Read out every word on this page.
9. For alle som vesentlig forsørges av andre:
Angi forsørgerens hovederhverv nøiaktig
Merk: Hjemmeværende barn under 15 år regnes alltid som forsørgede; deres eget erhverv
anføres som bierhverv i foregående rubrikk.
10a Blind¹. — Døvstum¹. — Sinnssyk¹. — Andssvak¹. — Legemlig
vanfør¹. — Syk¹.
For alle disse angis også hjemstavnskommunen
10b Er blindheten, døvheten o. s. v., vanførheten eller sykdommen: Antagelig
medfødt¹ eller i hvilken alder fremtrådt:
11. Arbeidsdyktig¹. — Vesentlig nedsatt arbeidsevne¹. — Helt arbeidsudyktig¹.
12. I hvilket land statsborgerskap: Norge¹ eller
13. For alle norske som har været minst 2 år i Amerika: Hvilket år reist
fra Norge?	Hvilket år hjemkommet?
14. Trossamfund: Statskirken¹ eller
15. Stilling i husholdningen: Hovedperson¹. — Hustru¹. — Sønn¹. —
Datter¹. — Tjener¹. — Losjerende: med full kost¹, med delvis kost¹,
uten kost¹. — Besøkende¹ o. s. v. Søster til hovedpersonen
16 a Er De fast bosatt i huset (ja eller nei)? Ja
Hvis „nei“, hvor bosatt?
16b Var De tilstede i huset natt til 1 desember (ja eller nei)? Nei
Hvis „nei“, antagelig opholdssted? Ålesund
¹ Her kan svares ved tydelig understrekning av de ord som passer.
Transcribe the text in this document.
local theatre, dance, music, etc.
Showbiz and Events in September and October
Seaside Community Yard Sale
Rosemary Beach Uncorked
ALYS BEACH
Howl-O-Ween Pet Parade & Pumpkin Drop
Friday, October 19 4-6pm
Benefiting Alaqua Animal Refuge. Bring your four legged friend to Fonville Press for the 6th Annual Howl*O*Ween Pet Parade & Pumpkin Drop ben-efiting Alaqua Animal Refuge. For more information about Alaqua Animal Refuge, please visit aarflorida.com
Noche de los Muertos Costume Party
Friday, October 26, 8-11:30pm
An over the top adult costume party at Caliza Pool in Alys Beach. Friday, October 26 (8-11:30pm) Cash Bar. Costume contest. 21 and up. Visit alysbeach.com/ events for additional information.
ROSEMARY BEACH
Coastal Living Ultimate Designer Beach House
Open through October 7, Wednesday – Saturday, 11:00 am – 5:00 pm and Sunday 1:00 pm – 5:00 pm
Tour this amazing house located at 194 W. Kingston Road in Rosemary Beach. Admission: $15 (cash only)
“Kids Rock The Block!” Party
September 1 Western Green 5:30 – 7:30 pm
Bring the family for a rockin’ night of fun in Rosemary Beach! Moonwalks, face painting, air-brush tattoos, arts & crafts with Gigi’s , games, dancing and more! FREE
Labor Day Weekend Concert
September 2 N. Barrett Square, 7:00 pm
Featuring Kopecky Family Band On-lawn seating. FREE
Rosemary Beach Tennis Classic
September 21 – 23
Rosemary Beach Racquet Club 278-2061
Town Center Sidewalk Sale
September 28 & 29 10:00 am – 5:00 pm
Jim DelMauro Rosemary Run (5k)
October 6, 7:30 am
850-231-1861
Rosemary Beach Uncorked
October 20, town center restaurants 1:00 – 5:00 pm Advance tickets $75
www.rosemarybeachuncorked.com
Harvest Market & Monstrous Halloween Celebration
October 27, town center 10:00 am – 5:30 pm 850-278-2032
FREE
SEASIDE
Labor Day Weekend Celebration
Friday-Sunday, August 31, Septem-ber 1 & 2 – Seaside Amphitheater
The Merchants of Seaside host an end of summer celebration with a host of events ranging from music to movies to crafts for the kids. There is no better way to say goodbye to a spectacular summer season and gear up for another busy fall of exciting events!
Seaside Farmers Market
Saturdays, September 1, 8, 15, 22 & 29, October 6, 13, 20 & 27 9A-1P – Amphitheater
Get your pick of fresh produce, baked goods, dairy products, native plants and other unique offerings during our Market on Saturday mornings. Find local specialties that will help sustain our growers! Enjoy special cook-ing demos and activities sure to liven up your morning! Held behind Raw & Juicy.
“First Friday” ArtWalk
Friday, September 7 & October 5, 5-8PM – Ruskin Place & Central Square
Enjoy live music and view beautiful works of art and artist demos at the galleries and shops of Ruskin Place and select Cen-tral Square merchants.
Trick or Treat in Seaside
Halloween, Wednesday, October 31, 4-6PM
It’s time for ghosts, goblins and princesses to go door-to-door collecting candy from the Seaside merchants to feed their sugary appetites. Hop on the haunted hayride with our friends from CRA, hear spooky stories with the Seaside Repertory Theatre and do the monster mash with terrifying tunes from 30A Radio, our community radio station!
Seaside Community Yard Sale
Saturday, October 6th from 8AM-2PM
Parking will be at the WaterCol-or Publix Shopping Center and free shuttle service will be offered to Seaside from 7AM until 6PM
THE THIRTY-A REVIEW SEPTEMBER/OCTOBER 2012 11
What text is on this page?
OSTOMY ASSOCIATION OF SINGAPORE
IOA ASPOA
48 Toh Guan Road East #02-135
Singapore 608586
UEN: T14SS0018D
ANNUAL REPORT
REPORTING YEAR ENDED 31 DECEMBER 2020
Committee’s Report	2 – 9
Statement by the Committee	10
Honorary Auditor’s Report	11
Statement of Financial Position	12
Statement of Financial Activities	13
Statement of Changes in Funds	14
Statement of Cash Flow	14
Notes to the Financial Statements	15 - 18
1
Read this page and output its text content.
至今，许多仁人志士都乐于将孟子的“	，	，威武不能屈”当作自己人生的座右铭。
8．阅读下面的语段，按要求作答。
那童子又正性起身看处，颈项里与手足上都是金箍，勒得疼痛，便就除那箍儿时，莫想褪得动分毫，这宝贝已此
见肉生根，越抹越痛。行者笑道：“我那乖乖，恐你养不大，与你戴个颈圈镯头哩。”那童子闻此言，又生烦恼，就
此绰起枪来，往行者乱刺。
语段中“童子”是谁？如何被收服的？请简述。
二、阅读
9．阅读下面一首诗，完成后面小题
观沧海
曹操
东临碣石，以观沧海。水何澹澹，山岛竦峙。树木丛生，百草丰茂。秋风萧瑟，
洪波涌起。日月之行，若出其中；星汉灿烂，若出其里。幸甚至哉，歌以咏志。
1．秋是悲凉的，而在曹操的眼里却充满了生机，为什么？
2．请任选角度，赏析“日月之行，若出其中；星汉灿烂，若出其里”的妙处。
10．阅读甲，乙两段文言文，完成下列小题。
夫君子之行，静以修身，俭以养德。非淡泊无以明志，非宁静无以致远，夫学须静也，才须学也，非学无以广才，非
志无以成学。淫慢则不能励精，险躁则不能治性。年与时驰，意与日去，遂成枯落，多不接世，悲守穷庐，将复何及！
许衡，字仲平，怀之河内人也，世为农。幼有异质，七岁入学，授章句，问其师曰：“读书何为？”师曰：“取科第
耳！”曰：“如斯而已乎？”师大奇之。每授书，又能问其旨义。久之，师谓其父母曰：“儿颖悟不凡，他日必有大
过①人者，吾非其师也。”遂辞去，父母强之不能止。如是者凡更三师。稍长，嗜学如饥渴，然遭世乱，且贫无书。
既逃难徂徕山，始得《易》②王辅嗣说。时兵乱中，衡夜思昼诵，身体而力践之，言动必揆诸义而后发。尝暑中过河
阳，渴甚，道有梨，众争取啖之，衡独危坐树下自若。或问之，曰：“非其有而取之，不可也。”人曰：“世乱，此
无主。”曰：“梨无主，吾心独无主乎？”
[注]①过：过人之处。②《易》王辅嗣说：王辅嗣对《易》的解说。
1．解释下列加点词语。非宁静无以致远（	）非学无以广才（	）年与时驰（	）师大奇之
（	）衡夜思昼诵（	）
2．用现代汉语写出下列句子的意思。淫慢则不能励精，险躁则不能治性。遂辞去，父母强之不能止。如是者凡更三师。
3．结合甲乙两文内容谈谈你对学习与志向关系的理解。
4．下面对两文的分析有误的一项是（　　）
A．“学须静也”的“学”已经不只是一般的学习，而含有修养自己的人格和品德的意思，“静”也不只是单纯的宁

§ §

Description of the task: Restate word for word the lines from the one holding "Read this page and output its text content." to the end of the listing, both ends included, and nothing more.

Completed exercise:
Read this page and output its text content.
至今，许多仁人志士都乐于将孟子的“	，	，威武不能屈”当作自己人生的座右铭。
8．阅读下面的语段，按要求作答。
那童子又正性起身看处，颈项里与手足上都是金箍，勒得疼痛，便就除那箍儿时，莫想褪得动分毫，这宝贝已此
见肉生根，越抹越痛。行者笑道：“我那乖乖，恐你养不大，与你戴个颈圈镯头哩。”那童子闻此言，又生烦恼，就
此绰起枪来，往行者乱刺。
语段中“童子”是谁？如何被收服的？请简述。
二、阅读
9．阅读下面一首诗，完成后面小题
观沧海
曹操
东临碣石，以观沧海。水何澹澹，山岛竦峙。树木丛生，百草丰茂。秋风萧瑟，
洪波涌起。日月之行，若出其中；星汉灿烂，若出其里。幸甚至哉，歌以咏志。
1．秋是悲凉的，而在曹操的眼里却充满了生机，为什么？
2．请任选角度，赏析“日月之行，若出其中；星汉灿烂，若出其里”的妙处。
10．阅读甲，乙两段文言文，完成下列小题。
夫君子之行，静以修身，俭以养德。非淡泊无以明志，非宁静无以致远，夫学须静也，才须学也，非学无以广才，非
志无以成学。淫慢则不能励精，险躁则不能治性。年与时驰，意与日去，遂成枯落，多不接世，悲守穷庐，将复何及！
许衡，字仲平，怀之河内人也，世为农。幼有异质，七岁入学，授章句，问其师曰：“读书何为？”师曰：“取科第
耳！”曰：“如斯而已乎？”师大奇之。每授书，又能问其旨义。久之，师谓其父母曰：“儿颖悟不凡，他日必有大
过①人者，吾非其师也。”遂辞去，父母强之不能止。如是者凡更三师。稍长，嗜学如饥渴，然遭世乱，且贫无书。
既逃难徂徕山，始得《易》②王辅嗣说。时兵乱中，衡夜思昼诵，身体而力践之，言动必揆诸义而后发。尝暑中过河
阳，渴甚，道有梨，众争取啖之，衡独危坐树下自若。或问之，曰：“非其有而取之，不可也。”人曰：“世乱，此
无主。”曰：“梨无主，吾心独无主乎？”
[注]①过：过人之处。②《易》王辅嗣说：王辅嗣对《易》的解说。
1．解释下列加点词语。非宁静无以致远（	）非学无以广才（	）年与时驰（	）师大奇之
（	）衡夜思昼诵（	）
2．用现代汉语写出下列句子的意思。淫慢则不能励精，险躁则不能治性。遂辞去，父母强之不能止。如是者凡更三师。
3．结合甲乙两文内容谈谈你对学习与志向关系的理解。
4．下面对两文的分析有误的一项是（　　）
A．“学须静也”的“学”已经不只是一般的学习，而含有修养自己的人格和品德的意思，“静”也不只是单纯的宁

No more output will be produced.